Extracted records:
▽
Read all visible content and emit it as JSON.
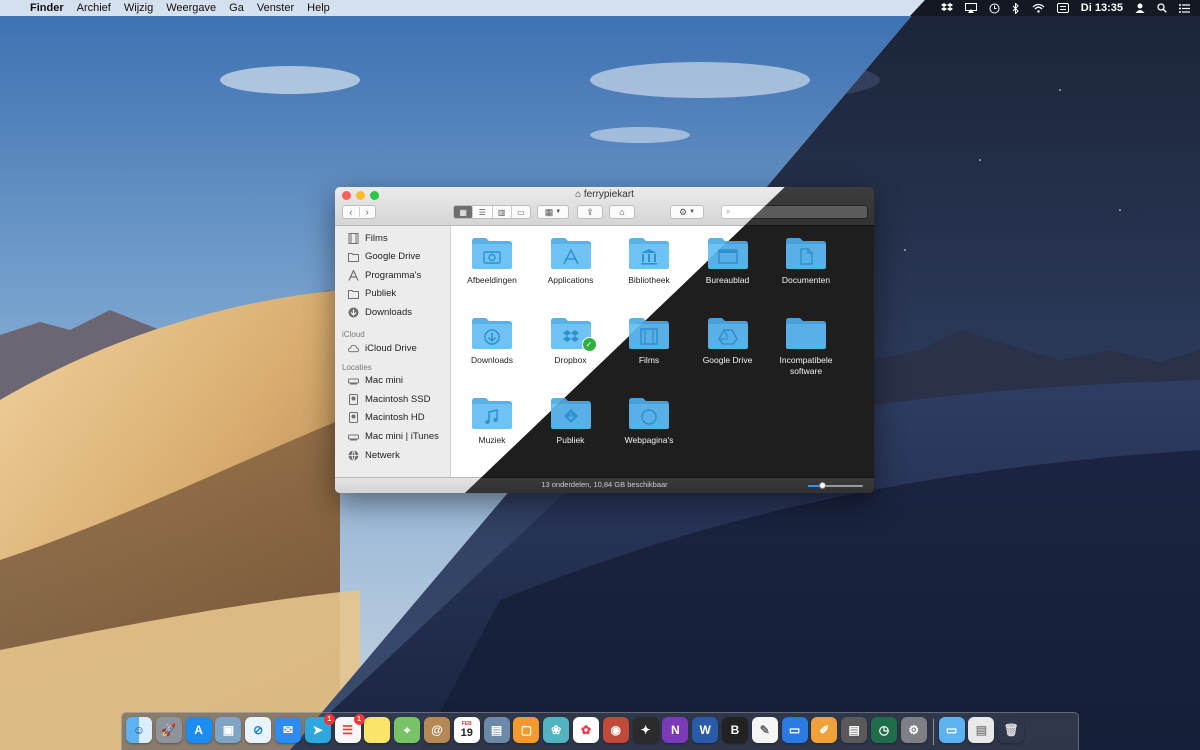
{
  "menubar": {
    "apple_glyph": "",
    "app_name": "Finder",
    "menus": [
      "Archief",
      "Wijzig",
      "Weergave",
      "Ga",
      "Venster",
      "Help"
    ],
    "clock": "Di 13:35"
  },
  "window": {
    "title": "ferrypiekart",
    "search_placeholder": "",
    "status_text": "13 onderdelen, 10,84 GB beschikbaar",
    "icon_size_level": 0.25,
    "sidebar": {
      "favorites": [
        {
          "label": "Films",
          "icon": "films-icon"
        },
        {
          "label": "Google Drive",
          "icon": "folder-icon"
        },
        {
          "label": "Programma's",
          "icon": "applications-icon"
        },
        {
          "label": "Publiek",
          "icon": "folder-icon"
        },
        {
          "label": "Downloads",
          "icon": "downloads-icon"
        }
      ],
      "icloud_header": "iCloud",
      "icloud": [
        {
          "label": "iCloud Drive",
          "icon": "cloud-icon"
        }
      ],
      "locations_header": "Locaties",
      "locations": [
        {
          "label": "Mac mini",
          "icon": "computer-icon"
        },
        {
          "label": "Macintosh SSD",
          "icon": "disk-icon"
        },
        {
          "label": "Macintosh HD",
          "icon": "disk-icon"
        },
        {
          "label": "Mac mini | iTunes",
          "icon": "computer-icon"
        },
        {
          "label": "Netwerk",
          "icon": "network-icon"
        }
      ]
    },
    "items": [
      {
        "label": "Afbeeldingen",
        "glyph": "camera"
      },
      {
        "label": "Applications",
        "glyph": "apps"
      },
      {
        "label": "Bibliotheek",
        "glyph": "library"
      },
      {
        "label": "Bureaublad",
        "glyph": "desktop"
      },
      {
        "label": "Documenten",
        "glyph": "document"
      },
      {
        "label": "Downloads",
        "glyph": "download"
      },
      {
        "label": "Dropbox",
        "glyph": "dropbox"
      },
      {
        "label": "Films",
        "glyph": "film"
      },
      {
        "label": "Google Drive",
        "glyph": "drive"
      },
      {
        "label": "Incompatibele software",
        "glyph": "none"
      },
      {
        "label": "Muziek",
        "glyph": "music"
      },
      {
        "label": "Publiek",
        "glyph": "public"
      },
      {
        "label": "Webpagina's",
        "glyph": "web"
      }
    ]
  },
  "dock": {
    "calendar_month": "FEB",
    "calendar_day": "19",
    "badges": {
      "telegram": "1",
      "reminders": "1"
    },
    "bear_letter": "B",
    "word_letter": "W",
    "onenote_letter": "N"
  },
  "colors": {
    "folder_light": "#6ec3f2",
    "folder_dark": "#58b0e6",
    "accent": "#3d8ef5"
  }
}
△
_EXERCISE BRIEF_:
Find the lines of the material that hold the word "Google" and report their count alone.

_SOLUTION TO THIS TASK_:
2